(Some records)
------------------------------
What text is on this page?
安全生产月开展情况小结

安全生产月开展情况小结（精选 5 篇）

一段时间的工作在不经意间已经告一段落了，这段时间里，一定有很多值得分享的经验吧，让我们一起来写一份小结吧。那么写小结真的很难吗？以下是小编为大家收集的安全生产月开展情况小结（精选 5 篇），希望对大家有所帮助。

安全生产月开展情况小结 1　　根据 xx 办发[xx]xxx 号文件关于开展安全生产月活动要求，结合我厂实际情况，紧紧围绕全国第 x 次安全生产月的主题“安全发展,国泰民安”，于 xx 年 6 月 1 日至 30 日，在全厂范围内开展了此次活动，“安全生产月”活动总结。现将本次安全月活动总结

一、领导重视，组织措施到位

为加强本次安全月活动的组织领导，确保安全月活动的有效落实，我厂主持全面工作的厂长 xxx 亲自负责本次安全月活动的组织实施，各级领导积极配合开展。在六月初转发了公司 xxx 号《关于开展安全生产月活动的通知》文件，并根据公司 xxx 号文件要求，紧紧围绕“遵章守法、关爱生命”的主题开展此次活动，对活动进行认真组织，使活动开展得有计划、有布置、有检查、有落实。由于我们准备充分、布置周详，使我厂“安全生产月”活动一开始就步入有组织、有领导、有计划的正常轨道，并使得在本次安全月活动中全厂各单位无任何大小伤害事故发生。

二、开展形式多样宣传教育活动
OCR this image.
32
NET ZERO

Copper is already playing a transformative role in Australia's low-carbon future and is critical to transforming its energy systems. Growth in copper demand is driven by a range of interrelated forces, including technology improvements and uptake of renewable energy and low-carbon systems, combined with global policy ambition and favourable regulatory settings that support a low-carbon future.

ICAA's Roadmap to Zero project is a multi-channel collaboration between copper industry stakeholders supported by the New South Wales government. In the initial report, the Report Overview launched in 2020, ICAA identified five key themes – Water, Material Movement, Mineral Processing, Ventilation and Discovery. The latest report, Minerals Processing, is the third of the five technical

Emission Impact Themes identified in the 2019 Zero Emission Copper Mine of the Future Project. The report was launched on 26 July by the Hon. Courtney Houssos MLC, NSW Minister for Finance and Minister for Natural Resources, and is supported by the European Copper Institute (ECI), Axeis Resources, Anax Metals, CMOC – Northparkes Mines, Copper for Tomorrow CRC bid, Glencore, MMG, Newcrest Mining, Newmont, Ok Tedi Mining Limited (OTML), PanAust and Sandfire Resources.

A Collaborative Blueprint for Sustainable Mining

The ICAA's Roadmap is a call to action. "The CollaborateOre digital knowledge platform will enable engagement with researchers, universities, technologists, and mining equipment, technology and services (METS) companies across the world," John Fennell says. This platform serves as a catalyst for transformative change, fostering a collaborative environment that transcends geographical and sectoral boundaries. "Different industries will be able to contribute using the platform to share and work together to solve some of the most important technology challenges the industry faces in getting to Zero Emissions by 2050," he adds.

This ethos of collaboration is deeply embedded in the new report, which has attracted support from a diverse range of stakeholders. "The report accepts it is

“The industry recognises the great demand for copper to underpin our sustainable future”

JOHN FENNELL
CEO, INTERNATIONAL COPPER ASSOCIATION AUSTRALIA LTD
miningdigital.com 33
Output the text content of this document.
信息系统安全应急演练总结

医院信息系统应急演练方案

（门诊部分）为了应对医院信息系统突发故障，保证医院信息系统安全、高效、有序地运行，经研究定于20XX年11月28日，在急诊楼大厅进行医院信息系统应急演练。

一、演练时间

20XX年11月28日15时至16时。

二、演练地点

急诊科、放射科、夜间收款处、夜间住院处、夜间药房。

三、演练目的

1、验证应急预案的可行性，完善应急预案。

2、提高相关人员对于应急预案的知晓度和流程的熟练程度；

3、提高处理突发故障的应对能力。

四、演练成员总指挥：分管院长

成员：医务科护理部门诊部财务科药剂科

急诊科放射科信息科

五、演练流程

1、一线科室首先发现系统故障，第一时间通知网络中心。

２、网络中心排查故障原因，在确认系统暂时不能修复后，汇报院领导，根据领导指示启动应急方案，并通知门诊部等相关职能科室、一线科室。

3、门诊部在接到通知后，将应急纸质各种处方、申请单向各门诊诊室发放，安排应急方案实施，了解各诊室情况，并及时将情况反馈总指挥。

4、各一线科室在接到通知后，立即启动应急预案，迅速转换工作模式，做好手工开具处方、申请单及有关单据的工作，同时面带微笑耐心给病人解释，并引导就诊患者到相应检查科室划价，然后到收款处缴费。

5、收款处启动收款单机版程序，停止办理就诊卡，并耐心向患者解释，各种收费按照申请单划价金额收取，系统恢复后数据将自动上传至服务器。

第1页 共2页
------------------------------
Which lines hold the word "range"? Copy each of them from the records.

Copper is already playing a transformative role in Australia's low-carbon future and is critical to transforming its energy systems. Growth in copper demand is driven by a range of interrelated forces, including technology improvements and uptake of renewable energy and low-carbon systems, combined with global policy ambition and favourable regulatory settings that support a low-carbon future.
This ethos of collaboration is deeply embedded in the new report, which has attracted support from a diverse range of stakeholders. "The report accepts it is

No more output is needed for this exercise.